◆ THE TASK: Copy out every line that contains "Format".

++++++++

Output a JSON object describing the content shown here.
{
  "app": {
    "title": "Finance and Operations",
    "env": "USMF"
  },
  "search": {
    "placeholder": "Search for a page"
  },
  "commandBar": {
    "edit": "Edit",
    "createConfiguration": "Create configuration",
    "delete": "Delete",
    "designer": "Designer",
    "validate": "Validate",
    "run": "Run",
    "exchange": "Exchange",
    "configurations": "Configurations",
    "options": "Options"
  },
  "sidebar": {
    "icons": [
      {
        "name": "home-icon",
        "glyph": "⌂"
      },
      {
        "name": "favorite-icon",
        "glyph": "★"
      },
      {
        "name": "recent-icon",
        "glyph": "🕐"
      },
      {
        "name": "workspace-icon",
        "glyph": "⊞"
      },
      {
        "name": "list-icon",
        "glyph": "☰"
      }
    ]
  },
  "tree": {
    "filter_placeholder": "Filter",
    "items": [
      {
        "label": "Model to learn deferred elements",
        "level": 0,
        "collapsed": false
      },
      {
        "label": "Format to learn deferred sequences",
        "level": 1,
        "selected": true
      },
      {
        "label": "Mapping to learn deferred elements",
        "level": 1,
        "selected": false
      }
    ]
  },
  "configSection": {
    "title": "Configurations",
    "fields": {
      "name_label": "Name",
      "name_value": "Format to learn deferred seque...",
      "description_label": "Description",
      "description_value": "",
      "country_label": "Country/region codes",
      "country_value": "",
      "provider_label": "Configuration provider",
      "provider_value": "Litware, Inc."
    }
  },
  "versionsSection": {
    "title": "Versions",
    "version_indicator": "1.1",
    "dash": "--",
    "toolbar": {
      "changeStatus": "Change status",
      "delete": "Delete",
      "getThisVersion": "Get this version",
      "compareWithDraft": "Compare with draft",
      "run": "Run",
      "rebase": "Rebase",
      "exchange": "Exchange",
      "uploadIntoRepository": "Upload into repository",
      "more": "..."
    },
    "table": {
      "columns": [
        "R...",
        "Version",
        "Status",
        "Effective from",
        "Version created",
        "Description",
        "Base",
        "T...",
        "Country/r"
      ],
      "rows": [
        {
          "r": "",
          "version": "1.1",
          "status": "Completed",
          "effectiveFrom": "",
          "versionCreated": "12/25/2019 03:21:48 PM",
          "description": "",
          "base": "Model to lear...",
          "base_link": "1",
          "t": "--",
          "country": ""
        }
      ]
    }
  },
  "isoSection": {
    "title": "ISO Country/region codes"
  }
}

++++++++

◆ WRITTEN ANSWER:
        "label": "Format to learn deferred sequences",
      "name_value": "Format to learn deferred seque...",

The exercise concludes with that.